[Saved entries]
--
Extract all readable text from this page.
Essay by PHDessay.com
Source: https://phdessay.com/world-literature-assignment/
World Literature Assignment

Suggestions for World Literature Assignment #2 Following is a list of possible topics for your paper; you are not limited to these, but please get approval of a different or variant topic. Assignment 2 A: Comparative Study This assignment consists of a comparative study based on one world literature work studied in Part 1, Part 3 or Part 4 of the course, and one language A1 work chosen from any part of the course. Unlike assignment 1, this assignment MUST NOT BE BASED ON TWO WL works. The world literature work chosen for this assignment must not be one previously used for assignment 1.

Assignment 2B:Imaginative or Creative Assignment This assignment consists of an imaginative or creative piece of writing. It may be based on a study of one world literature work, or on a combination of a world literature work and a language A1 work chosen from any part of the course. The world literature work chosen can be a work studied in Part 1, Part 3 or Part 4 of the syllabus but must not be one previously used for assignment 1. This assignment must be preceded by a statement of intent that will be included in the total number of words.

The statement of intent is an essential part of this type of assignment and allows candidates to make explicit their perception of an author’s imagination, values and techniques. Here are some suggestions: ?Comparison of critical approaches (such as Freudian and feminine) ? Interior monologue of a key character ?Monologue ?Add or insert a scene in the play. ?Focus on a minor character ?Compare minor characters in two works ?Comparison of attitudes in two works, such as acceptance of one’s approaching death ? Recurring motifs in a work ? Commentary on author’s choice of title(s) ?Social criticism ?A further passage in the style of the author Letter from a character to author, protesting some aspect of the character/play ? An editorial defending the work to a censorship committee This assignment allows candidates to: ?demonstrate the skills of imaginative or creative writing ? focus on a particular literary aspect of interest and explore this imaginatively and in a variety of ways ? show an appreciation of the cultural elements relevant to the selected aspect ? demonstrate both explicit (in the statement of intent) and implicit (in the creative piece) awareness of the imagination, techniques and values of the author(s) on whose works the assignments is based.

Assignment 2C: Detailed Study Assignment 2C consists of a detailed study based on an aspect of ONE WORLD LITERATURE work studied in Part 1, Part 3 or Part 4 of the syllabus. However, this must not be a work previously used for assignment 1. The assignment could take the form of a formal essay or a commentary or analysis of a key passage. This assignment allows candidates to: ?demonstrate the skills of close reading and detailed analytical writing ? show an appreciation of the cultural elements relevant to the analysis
--
**Given request**
Exactly as they are written, print the entries again.

**Task response**
Extract all readable text from this page.
Essay by PHDessay.com
Source: https://phdessay.com/world-literature-assignment/
World Literature Assignment

Suggestions for World Literature Assignment #2 Following is a list of possible topics for your paper; you are not limited to these, but please get approval of a different or variant topic. Assignment 2 A: Comparative Study This assignment consists of a comparative study based on one world literature work studied in Part 1, Part 3 or Part 4 of the course, and one language A1 work chosen from any part of the course. Unlike assignment 1, this assignment MUST NOT BE BASED ON TWO WL works. The world literature work chosen for this assignment must not be one previously used for assignment 1.

Assignment 2B:Imaginative or Creative Assignment This assignment consists of an imaginative or creative piece of writing. It may be based on a study of one world literature work, or on a combination of a world literature work and a language A1 work chosen from any part of the course. The world literature work chosen can be a work studied in Part 1, Part 3 or Part 4 of the syllabus but must not be one previously used for assignment 1. This assignment must be preceded by a statement of intent that will be included in the total number of words.

The statement of intent is an essential part of this type of assignment and allows candidates to make explicit their perception of an author’s imagination, values and techniques. Here are some suggestions: ?Comparison of critical approaches (such as Freudian and feminine) ? Interior monologue of a key character ?Monologue ?Add or insert a scene in the play. ?Focus on a minor character ?Compare minor characters in two works ?Comparison of attitudes in two works, such as acceptance of one’s approaching death ? Recurring motifs in a work ? Commentary on author’s choice of title(s) ?Social criticism ?A further passage in the style of the author Letter from a character to author, protesting some aspect of the character/play ? An editorial defending the work to a censorship committee This assignment allows candidates to: ?demonstrate the skills of imaginative or creative writing ? focus on a particular literary aspect of interest and explore this imaginatively and in a variety of ways ? show an appreciation of the cultural elements relevant to the selected aspect ? demonstrate both explicit (in the statement of intent) and implicit (in the creative piece) awareness of the imagination, techniques and values of the author(s) on whose works the assignments is based.

Assignment 2C: Detailed Study Assignment 2C consists of a detailed study based on an aspect of ONE WORLD LITERATURE work studied in Part 1, Part 3 or Part 4 of the syllabus. However, this must not be a work previously used for assignment 1. The assignment could take the form of a formal essay or a commentary or analysis of a key passage. This assignment allows candidates to: ?demonstrate the skills of close reading and detailed analytical writing ? show an appreciation of the cultural elements relevant to the analysis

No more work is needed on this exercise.